> Task to complete:
Which lines below hold the word "المجد"? Report each one.

Data records:
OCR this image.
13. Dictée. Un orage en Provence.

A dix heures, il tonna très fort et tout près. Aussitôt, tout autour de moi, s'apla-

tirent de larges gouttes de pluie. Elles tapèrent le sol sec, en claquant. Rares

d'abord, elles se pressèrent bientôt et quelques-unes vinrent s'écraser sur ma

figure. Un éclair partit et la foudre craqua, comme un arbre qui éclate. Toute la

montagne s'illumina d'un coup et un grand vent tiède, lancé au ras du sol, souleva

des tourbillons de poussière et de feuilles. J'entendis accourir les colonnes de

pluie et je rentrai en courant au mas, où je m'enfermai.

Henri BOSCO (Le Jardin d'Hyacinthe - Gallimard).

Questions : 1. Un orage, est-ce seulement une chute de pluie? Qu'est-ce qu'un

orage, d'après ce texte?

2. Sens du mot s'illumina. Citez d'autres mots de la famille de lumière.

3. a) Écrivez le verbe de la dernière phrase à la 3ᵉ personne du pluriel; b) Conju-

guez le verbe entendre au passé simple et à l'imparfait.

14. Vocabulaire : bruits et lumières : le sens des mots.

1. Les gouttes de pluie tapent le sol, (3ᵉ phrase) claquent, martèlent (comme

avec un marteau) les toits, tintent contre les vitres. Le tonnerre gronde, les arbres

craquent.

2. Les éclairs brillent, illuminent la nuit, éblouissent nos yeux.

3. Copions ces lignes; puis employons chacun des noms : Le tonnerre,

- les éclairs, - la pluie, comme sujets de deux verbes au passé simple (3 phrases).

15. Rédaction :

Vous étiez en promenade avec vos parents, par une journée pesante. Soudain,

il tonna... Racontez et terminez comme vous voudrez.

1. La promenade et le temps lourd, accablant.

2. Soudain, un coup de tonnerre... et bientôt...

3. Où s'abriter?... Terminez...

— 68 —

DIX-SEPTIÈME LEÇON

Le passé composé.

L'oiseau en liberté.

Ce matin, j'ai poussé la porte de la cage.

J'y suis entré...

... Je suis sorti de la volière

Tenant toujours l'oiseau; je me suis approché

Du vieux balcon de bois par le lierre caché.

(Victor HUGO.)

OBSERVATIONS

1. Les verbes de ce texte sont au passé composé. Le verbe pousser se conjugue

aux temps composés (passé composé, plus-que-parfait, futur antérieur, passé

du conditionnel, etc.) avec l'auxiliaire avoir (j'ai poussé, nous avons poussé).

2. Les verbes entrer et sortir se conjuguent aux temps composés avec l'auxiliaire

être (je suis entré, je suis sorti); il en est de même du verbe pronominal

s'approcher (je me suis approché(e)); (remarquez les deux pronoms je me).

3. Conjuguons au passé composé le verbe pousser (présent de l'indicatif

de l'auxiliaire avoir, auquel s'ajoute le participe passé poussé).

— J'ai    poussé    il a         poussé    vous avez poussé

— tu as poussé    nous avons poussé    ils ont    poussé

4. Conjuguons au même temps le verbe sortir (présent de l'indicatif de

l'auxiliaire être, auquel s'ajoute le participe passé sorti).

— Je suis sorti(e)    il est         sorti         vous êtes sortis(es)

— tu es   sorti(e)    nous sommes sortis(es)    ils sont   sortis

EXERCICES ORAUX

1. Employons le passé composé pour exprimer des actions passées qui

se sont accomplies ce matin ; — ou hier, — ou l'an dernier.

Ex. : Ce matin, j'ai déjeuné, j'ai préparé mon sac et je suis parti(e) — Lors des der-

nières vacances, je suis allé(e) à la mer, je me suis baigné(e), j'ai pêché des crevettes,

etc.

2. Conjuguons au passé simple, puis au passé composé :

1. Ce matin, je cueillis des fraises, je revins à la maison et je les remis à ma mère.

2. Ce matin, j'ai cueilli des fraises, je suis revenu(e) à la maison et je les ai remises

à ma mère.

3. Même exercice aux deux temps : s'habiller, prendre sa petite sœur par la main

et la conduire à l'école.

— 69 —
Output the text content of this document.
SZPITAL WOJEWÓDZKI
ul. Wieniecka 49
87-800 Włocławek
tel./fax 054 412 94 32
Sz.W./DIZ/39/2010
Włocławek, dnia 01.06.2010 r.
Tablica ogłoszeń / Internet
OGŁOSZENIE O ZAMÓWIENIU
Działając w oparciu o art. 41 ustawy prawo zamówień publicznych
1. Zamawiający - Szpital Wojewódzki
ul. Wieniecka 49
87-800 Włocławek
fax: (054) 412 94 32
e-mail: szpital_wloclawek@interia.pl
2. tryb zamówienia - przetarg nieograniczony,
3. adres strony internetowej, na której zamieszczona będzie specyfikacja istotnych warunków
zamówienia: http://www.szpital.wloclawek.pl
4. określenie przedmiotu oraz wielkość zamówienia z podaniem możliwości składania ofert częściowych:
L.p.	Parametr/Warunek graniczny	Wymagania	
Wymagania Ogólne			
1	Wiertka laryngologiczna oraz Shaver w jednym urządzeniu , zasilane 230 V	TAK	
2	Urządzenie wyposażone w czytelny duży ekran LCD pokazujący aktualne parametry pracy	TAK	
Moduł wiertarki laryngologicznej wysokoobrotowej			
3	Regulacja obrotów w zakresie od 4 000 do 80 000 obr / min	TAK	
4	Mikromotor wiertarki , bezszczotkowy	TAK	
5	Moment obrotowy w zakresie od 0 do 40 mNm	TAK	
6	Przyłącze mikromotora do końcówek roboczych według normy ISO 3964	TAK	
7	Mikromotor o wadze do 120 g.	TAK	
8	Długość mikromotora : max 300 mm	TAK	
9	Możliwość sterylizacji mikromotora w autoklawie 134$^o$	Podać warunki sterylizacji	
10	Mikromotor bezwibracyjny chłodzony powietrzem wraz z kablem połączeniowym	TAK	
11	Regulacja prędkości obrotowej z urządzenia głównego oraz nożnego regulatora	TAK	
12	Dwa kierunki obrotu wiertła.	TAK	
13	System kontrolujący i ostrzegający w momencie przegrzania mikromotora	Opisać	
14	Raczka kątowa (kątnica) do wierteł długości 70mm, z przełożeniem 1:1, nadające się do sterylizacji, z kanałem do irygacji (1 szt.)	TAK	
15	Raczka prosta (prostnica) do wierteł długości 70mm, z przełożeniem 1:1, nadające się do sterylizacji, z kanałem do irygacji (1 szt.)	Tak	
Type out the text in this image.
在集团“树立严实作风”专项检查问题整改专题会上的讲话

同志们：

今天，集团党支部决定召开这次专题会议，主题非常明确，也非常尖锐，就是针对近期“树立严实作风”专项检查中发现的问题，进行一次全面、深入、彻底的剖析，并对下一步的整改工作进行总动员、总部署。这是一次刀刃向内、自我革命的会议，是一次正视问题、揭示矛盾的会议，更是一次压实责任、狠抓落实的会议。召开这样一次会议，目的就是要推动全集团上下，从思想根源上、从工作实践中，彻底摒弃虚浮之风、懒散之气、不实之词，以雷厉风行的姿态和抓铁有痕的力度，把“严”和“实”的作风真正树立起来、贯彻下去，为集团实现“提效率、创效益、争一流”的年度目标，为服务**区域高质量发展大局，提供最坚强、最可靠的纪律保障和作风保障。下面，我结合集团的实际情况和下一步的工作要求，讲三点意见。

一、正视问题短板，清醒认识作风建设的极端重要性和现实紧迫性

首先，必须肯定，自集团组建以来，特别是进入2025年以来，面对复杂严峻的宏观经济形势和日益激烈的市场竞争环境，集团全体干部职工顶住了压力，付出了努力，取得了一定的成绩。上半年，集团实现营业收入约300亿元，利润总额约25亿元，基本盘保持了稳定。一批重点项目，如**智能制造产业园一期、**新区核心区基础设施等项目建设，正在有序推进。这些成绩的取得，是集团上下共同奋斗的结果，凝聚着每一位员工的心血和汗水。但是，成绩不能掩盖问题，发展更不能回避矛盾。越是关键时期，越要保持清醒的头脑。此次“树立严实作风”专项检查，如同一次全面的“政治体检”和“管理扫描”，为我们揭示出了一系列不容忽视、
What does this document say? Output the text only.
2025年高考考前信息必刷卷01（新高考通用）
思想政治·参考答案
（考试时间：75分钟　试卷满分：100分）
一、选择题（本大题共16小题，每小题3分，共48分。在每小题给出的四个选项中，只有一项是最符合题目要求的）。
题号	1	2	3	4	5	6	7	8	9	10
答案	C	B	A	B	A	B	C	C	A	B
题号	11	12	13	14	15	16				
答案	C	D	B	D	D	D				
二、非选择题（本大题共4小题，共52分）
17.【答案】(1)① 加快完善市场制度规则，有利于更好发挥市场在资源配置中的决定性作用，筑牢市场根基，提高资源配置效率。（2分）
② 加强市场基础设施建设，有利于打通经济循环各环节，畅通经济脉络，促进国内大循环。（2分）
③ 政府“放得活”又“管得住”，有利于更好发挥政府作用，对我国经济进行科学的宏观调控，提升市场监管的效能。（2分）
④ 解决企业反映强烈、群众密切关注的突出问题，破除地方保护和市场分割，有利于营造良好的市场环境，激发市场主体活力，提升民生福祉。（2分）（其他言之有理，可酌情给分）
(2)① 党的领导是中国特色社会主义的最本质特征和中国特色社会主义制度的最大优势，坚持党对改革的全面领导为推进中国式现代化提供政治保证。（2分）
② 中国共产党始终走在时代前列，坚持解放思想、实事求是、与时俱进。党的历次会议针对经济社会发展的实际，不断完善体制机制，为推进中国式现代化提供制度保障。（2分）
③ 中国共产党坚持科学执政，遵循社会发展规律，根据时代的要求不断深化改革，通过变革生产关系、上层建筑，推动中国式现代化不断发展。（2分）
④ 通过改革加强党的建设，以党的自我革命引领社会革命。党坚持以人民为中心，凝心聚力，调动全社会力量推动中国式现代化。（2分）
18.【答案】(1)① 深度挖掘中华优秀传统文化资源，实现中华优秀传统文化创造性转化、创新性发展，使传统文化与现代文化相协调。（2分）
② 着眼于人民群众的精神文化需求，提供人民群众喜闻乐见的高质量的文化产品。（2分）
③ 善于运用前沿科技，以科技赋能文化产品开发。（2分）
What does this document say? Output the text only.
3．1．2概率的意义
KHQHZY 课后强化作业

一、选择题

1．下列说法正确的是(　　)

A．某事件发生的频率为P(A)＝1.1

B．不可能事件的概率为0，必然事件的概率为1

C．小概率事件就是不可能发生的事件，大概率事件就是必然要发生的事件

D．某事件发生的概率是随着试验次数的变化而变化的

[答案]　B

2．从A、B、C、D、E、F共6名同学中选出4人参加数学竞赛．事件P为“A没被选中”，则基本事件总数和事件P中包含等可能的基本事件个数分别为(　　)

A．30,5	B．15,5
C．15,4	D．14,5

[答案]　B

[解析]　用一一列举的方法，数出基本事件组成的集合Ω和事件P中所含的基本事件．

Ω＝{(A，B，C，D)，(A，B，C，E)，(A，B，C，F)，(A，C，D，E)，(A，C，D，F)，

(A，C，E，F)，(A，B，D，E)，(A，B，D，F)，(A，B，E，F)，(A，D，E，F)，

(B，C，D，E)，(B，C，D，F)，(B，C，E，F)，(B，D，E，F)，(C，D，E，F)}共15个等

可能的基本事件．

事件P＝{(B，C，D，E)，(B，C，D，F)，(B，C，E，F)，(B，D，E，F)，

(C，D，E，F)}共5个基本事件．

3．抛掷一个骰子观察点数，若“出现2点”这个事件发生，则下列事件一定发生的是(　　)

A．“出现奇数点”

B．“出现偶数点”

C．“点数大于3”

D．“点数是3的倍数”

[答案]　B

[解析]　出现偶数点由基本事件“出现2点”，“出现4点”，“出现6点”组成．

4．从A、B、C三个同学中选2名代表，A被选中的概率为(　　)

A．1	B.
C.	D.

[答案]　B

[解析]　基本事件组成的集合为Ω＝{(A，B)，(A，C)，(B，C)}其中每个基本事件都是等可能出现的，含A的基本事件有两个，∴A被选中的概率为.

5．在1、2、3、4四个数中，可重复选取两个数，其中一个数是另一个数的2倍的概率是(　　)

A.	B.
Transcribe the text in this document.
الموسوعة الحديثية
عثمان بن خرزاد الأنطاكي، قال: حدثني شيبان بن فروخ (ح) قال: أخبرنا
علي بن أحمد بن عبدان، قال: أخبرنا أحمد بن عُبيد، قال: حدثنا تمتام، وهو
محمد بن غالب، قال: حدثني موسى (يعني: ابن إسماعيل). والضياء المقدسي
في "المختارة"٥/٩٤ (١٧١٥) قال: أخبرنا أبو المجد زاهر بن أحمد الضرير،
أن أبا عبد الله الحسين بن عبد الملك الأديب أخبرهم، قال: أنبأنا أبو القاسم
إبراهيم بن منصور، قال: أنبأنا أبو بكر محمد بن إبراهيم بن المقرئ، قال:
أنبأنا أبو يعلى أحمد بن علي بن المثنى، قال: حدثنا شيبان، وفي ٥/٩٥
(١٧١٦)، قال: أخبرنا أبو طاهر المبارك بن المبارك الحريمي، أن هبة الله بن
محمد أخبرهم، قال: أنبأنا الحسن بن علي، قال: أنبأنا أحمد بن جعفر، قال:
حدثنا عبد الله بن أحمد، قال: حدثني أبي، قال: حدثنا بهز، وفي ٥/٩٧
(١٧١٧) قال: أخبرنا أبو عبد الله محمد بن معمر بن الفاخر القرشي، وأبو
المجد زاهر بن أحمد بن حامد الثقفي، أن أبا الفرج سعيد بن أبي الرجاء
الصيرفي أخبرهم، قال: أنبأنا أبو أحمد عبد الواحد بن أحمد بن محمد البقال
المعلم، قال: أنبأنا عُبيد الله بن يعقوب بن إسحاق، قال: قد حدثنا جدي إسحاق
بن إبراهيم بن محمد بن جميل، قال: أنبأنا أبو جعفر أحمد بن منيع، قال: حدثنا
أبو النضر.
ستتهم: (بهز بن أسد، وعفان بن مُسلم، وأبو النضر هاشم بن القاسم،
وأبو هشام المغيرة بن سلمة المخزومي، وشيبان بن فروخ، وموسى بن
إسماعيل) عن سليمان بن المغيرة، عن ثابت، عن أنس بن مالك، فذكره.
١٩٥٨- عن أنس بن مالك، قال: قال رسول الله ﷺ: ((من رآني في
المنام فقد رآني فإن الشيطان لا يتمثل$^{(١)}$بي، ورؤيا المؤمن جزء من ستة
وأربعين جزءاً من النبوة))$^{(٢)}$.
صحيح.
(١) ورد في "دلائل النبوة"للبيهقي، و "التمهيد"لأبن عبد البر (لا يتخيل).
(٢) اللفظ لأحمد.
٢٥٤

> Right answer:
في "المختارة"٥/٩٤ (١٧١٥) قال: أخبرنا أبو المجد زاهر بن أحمد الضرير،
المجد زاهر بن أحمد بن حامد الثقفي، أن أبا الفرج سعيد بن أبي الرجاء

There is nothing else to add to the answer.